▶ **Data records**
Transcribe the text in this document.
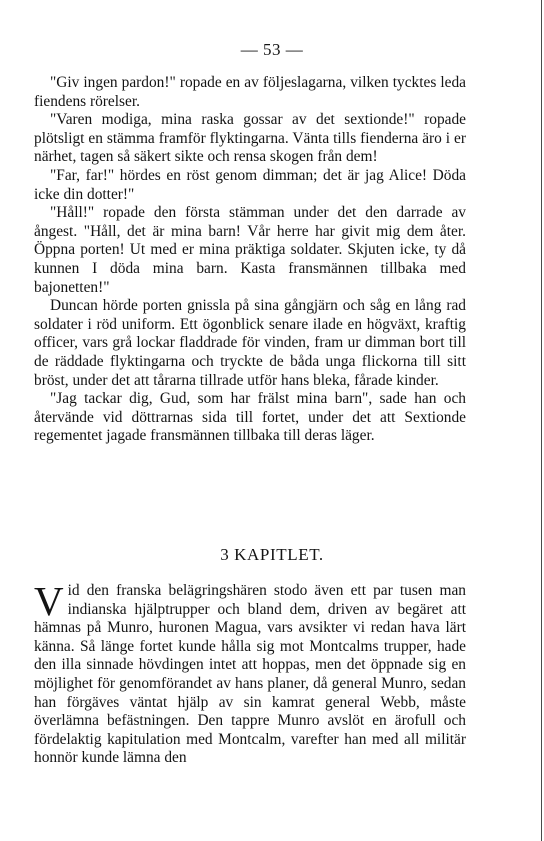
— 53 —

"Giv ingen pardon!" ropade en av följeslagarna, vilken tycktes leda fiendens rörelser.

"Varen modiga, mina raska gossar av det sextionde!" ropade plötsligt en stämma framför flyktingarna. Vänta tills fienderna äro i er närhet, tagen så säkert sikte och rensa skogen från dem!

"Far, far!" hördes en röst genom dimman; det är jag Alice! Döda icke din dotter!"

"Håll!" ropade den första stämman under det den darrade av ångest. "Håll, det är mina barn! Vår herre har givit mig dem åter. Öppna porten! Ut med er mina präktiga soldater. Skjuten icke, ty då kunnen I döda mina barn. Kasta fransmännen tillbaka med bajonetten!"

Duncan hörde porten gnissla på sina gångjärn och såg en lång rad soldater i röd uniform. Ett ögonblick senare ilade en högväxt, kraftig officer, vars grå lockar fladdrade för vinden, fram ur dimman bort till de räddade flyktingarna och tryckte de båda unga flickorna till sitt bröst, under det att tårarna tillrade utför hans bleka, fårade kinder.

"Jag tackar dig, Gud, som har frälst mina barn", sade han och återvände vid döttrarnas sida till fortet, under det att Sextionde regementet jagade fransmännen tillbaka till deras läger.

3 KAPITLET.

Vid den franska belägringshären stodo även ett par tusen man indianska hjälptrupper och bland dem, driven av begäret att hämnas på Munro, huronen Magua, vars avsikter vi redan hava lärt känna. Så länge fortet kunde hålla sig mot Montcalms trupper, hade den illa sinnade hövdingen intet att hoppas, men det öppnade sig en möjlighet för genomförandet av hans planer, då general Munro, sedan han förgäves väntat hjälp av sin kamrat general Webb, måste överlämna befästningen. Den tappre Munro avslöt en ärofull och fördelaktig kapitulation med Montcalm, varefter han med all militär honnör kunde lämna den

▶ **What is being asked**
Exactly how many lines of the records above contain "soldater"? Please state only the number.

▶ **Exercise output**
2